### ESERCIZIO A
Indica se ciascuna affermazione concorda con l'articolo sulla mostra «Sensazioni» a Paestum, rispondendo sì o no e citando le parole decisive del testo: (i) il 4° Salone della Mozzarella di Bufala Campana si è svolto dal 30 aprile al 3 maggio 2009; (ii) la mostra «Sensazioni» comprendeva soltanto una sezione di pittura; (iii) agli artisti è stato proposto come tema il mare della costa campana.
### ESERCIZIO B
In una-tre frasi, spiega per quale motivo l'articolo sulla mostra «Sensazioni» a Paestum ringrazia Donato Ciociola, Maria Grillo, Barbara Guerra e Albert Sapere.

### TESTO DEL DOCUMENTO
-.-.-

Attualita'

Paestum: “SENSAZIONI” Mostra Internazionale d’Arte Contemporanea


Si è concluso il 4° Salone della Mozzarella di Bufala Campana (30 aprile - 3 maggio 2009) che ha presentato un programma ricco di appuntamenti per scoprire ed approfondire la conoscenza del patrimonio enogastronomico e culturale campano in una cornice d’eccezione: l’area archeologica di Paestum patrimonio dell’Umanità. Nell’ambito della manifestazione, grande spazio è stato dato all’arte, infatti, nel parco della storica Villa Salati e nell’antica Bufalara, una serie di esposizioni e mostre fotografiche hanno condotto l’osservatore in un viaggio nell’arte e nella storia.

Grande presenza di pubblico per “Sensazioni”, Mostra Internazionale d’Arte Contemporanea dedicata alle Arti Visive con una sezione di Pittura e una di Fotografia a cura del gruppo TIAL (Lucia Barba, Luisa Barba, Morena Fortino, Angela Tommasino, Luigi Viscido, Rudy Zoppi) nella quale il tema proposto agli artisti è stato il territorio della Piana del Sele, il gusto e i prodotti tipici. Un ringraziamento particolare per l’impegno, la professionalità e l’entusiasmo profusi durante l’intero evento a Donato Ciociola, Maria Grillo, Barbara Guerra e Albert Sapere.
In mostra: Vincenzo Baldi, Fernanda Buccoliero, Letizia Caiazzo, Stefania Calabrese, Cinzia Di Muro, Francesca Galzerano, Gabriella Granito, Antonino Izzo, Gisella Landi, Antonio Loffredo, Luigi Longobardi, Alfredo Marino, Matteo Merli, Guido Migliaccio, Antonio Parmigiano, Piergiorgio Romano, Alessandro Siano, Vittorio Taddeo, Alberto Tafuri, Jelena Todorovic (catalogo in sede).

-.-.-

### DATI FORNITI
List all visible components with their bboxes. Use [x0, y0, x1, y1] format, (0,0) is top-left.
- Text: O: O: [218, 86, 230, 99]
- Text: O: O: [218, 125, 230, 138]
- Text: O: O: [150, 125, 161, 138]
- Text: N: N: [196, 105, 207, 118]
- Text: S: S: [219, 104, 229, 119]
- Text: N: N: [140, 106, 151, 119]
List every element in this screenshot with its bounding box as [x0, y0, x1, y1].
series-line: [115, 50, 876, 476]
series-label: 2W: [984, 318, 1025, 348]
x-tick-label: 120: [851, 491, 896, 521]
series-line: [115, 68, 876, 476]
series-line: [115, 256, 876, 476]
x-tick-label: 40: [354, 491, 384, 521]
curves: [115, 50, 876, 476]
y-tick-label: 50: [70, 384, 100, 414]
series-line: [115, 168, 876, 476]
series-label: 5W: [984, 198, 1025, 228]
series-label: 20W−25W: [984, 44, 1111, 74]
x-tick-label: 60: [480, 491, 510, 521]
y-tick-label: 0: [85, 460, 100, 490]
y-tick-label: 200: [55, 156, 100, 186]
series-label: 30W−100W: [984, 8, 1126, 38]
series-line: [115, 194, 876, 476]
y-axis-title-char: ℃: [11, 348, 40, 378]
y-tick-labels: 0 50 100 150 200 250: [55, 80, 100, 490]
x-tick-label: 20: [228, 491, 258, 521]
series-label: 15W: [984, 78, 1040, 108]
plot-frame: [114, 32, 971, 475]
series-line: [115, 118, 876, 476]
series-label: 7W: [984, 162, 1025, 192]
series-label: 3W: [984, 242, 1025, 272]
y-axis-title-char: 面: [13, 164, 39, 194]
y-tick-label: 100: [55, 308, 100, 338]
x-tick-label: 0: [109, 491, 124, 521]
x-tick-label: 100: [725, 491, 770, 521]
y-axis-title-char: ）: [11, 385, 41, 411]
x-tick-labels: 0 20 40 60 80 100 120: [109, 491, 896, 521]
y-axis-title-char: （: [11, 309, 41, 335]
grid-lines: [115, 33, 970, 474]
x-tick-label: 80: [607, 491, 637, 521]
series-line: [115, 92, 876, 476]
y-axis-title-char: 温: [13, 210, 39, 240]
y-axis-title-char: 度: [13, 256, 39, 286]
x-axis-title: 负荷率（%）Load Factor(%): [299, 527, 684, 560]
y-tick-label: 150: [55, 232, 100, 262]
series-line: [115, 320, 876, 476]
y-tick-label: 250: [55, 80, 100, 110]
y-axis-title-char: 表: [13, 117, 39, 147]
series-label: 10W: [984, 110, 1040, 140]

-.-.-

### RISPOSTA ATTESA A
(i) Sì: «(30 aprile - 3 maggio 2009)».
(ii) No: «con una sezione di Pittura e una di Fotografia».
(iii) No: «il tema proposto agli artisti è stato il territorio della Piana del Sele, il gusto e i prodotti tipici».

### RISPOSTA ATTESA B
L'articolo li ringrazia per l'impegno, la professionalità e l'entusiasmo profusi durante l'intero evento.